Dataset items
________________________________________
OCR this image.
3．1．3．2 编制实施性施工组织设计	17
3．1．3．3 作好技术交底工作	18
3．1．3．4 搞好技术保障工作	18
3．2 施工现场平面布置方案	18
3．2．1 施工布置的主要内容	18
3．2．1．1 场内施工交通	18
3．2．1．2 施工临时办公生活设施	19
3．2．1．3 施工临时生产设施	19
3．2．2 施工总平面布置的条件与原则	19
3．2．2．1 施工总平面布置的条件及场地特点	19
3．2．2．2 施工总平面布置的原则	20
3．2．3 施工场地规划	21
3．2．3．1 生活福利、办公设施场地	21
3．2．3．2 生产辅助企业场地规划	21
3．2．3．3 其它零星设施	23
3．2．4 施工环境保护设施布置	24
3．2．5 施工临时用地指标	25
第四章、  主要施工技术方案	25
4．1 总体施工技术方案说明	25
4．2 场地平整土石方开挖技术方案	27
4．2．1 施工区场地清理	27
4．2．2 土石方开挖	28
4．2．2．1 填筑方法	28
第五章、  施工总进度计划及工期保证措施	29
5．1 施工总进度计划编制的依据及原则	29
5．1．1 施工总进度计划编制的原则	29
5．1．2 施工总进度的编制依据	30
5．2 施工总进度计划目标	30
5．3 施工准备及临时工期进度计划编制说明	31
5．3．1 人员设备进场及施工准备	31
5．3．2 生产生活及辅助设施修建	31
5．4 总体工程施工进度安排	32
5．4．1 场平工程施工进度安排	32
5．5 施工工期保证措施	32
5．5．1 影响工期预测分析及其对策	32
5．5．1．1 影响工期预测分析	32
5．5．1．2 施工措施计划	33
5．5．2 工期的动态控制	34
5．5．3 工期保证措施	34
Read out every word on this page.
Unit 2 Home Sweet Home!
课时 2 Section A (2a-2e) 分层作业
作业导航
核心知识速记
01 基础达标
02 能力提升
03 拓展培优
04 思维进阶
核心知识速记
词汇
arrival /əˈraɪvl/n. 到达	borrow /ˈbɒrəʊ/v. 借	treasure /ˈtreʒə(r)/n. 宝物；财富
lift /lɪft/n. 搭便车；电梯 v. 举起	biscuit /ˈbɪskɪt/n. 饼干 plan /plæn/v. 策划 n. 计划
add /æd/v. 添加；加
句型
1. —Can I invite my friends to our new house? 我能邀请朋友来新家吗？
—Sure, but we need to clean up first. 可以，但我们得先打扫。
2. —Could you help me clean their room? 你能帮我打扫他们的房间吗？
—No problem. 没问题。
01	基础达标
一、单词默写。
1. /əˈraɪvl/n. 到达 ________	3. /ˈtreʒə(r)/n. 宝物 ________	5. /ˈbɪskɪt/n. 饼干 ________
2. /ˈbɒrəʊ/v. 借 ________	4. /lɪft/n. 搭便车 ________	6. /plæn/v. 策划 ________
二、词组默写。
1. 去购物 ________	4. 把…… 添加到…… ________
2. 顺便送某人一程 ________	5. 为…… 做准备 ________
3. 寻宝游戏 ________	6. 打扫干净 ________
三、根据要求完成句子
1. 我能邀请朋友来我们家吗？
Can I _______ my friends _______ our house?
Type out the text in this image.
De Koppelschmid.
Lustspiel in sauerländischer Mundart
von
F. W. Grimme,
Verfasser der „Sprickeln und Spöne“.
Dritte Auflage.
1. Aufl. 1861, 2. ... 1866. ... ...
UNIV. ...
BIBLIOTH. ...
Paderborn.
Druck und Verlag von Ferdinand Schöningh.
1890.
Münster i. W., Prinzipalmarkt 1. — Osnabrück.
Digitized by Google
________________________________________
Exercise objective »
Return every record above exactly as it appears.

Solution »
OCR this image.
3．1．3．2 编制实施性施工组织设计	17
3．1．3．3 作好技术交底工作	18
3．1．3．4 搞好技术保障工作	18
3．2 施工现场平面布置方案	18
3．2．1 施工布置的主要内容	18
3．2．1．1 场内施工交通	18
3．2．1．2 施工临时办公生活设施	19
3．2．1．3 施工临时生产设施	19
3．2．2 施工总平面布置的条件与原则	19
3．2．2．1 施工总平面布置的条件及场地特点	19
3．2．2．2 施工总平面布置的原则	20
3．2．3 施工场地规划	21
3．2．3．1 生活福利、办公设施场地	21
3．2．3．2 生产辅助企业场地规划	21
3．2．3．3 其它零星设施	23
3．2．4 施工环境保护设施布置	24
3．2．5 施工临时用地指标	25
第四章、  主要施工技术方案	25
4．1 总体施工技术方案说明	25
4．2 场地平整土石方开挖技术方案	27
4．2．1 施工区场地清理	27
4．2．2 土石方开挖	28
4．2．2．1 填筑方法	28
第五章、  施工总进度计划及工期保证措施	29
5．1 施工总进度计划编制的依据及原则	29
5．1．1 施工总进度计划编制的原则	29
5．1．2 施工总进度的编制依据	30
5．2 施工总进度计划目标	30
5．3 施工准备及临时工期进度计划编制说明	31
5．3．1 人员设备进场及施工准备	31
5．3．2 生产生活及辅助设施修建	31
5．4 总体工程施工进度安排	32
5．4．1 场平工程施工进度安排	32
5．5 施工工期保证措施	32
5．5．1 影响工期预测分析及其对策	32
5．5．1．1 影响工期预测分析	32
5．5．1．2 施工措施计划	33
5．5．2 工期的动态控制	34
5．5．3 工期保证措施	34
Read out every word on this page.
Unit 2 Home Sweet Home!
课时 2 Section A (2a-2e) 分层作业
作业导航
核心知识速记
01 基础达标
02 能力提升
03 拓展培优
04 思维进阶
核心知识速记
词汇
arrival /əˈraɪvl/n. 到达	borrow /ˈbɒrəʊ/v. 借	treasure /ˈtreʒə(r)/n. 宝物；财富
lift /lɪft/n. 搭便车；电梯 v. 举起	biscuit /ˈbɪskɪt/n. 饼干 plan /plæn/v. 策划 n. 计划
add /æd/v. 添加；加
句型
1. —Can I invite my friends to our new house? 我能邀请朋友来新家吗？
—Sure, but we need to clean up first. 可以，但我们得先打扫。
2. —Could you help me clean their room? 你能帮我打扫他们的房间吗？
—No problem. 没问题。
01	基础达标
一、单词默写。
1. /əˈraɪvl/n. 到达 ________	3. /ˈtreʒə(r)/n. 宝物 ________	5. /ˈbɪskɪt/n. 饼干 ________
2. /ˈbɒrəʊ/v. 借 ________	4. /lɪft/n. 搭便车 ________	6. /plæn/v. 策划 ________
二、词组默写。
1. 去购物 ________	4. 把…… 添加到…… ________
2. 顺便送某人一程 ________	5. 为…… 做准备 ________
3. 寻宝游戏 ________	6. 打扫干净 ________
三、根据要求完成句子
1. 我能邀请朋友来我们家吗？
Can I _______ my friends _______ our house?
Type out the text in this image.
De Koppelschmid.
Lustspiel in sauerländischer Mundart
von
F. W. Grimme,
Verfasser der „Sprickeln und Spöne“.
Dritte Auflage.
1. Aufl. 1861, 2. ... 1866. ... ...
UNIV. ...
BIBLIOTH. ...
Paderborn.
Druck und Verlag von Ferdinand Schöningh.
1890.
Münster i. W., Prinzipalmarkt 1. — Osnabrück.
Digitized by Google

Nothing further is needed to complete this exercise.